━━ Supplied material
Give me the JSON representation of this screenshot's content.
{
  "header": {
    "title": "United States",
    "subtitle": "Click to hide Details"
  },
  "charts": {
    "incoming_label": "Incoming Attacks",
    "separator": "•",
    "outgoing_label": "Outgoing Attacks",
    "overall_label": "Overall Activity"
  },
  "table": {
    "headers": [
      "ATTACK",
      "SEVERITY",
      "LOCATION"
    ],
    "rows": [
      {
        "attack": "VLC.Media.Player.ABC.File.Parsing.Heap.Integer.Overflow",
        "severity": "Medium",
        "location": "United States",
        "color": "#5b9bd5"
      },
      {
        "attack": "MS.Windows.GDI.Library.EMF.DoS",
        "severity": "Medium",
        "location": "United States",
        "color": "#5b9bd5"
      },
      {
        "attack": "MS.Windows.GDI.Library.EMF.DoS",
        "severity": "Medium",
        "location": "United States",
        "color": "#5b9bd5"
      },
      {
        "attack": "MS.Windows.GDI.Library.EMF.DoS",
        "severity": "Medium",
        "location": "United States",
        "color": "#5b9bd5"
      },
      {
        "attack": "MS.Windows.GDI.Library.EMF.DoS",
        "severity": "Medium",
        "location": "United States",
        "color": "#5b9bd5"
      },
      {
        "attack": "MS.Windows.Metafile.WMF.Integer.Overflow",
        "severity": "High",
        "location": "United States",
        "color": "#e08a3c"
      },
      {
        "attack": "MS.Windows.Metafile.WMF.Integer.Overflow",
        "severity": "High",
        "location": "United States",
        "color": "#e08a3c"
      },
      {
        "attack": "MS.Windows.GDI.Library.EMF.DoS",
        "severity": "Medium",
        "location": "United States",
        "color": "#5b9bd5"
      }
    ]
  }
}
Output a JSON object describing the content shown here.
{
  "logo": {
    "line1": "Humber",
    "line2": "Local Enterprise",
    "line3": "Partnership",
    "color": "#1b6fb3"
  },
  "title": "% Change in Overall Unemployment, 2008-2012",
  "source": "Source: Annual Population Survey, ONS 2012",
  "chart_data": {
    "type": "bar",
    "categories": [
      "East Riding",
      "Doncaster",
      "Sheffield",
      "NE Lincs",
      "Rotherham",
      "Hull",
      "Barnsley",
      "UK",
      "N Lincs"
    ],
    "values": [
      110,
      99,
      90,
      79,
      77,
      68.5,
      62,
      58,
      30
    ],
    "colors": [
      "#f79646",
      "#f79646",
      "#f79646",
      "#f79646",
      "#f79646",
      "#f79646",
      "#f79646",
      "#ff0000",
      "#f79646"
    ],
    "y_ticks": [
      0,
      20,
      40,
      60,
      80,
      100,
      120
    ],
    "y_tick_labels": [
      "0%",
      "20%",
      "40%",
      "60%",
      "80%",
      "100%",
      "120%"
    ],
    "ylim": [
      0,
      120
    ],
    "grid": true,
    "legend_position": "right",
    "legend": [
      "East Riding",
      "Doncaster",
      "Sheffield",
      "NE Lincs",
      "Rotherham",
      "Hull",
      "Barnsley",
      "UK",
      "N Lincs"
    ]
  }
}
━━━━
The task. Exactly as shown, repeat every record.

Written response.
Give me the JSON representation of this screenshot's content.
{
  "header": {
    "title": "United States",
    "subtitle": "Click to hide Details"
  },
  "charts": {
    "incoming_label": "Incoming Attacks",
    "separator": "•",
    "outgoing_label": "Outgoing Attacks",
    "overall_label": "Overall Activity"
  },
  "table": {
    "headers": [
      "ATTACK",
      "SEVERITY",
      "LOCATION"
    ],
    "rows": [
      {
        "attack": "VLC.Media.Player.ABC.File.Parsing.Heap.Integer.Overflow",
        "severity": "Medium",
        "location": "United States",
        "color": "#5b9bd5"
      },
      {
        "attack": "MS.Windows.GDI.Library.EMF.DoS",
        "severity": "Medium",
        "location": "United States",
        "color": "#5b9bd5"
      },
      {
        "attack": "MS.Windows.GDI.Library.EMF.DoS",
        "severity": "Medium",
        "location": "United States",
        "color": "#5b9bd5"
      },
      {
        "attack": "MS.Windows.GDI.Library.EMF.DoS",
        "severity": "Medium",
        "location": "United States",
        "color": "#5b9bd5"
      },
      {
        "attack": "MS.Windows.GDI.Library.EMF.DoS",
        "severity": "Medium",
        "location": "United States",
        "color": "#5b9bd5"
      },
      {
        "attack": "MS.Windows.Metafile.WMF.Integer.Overflow",
        "severity": "High",
        "location": "United States",
        "color": "#e08a3c"
      },
      {
        "attack": "MS.Windows.Metafile.WMF.Integer.Overflow",
        "severity": "High",
        "location": "United States",
        "color": "#e08a3c"
      },
      {
        "attack": "MS.Windows.GDI.Library.EMF.DoS",
        "severity": "Medium",
        "location": "United States",
        "color": "#5b9bd5"
      }
    ]
  }
}
Output a JSON object describing the content shown here.
{
  "logo": {
    "line1": "Humber",
    "line2": "Local Enterprise",
    "line3": "Partnership",
    "color": "#1b6fb3"
  },
  "title": "% Change in Overall Unemployment, 2008-2012",
  "source": "Source: Annual Population Survey, ONS 2012",
  "chart_data": {
    "type": "bar",
    "categories": [
      "East Riding",
      "Doncaster",
      "Sheffield",
      "NE Lincs",
      "Rotherham",
      "Hull",
      "Barnsley",
      "UK",
      "N Lincs"
    ],
    "values": [
      110,
      99,
      90,
      79,
      77,
      68.5,
      62,
      58,
      30
    ],
    "colors": [
      "#f79646",
      "#f79646",
      "#f79646",
      "#f79646",
      "#f79646",
      "#f79646",
      "#f79646",
      "#ff0000",
      "#f79646"
    ],
    "y_ticks": [
      0,
      20,
      40,
      60,
      80,
      100,
      120
    ],
    "y_tick_labels": [
      "0%",
      "20%",
      "40%",
      "60%",
      "80%",
      "100%",
      "120%"
    ],
    "ylim": [
      0,
      120
    ],
    "grid": true,
    "legend_position": "right",
    "legend": [
      "East Riding",
      "Doncaster",
      "Sheffield",
      "NE Lincs",
      "Rotherham",
      "Hull",
      "Barnsley",
      "UK",
      "N Lincs"
    ]
  }
}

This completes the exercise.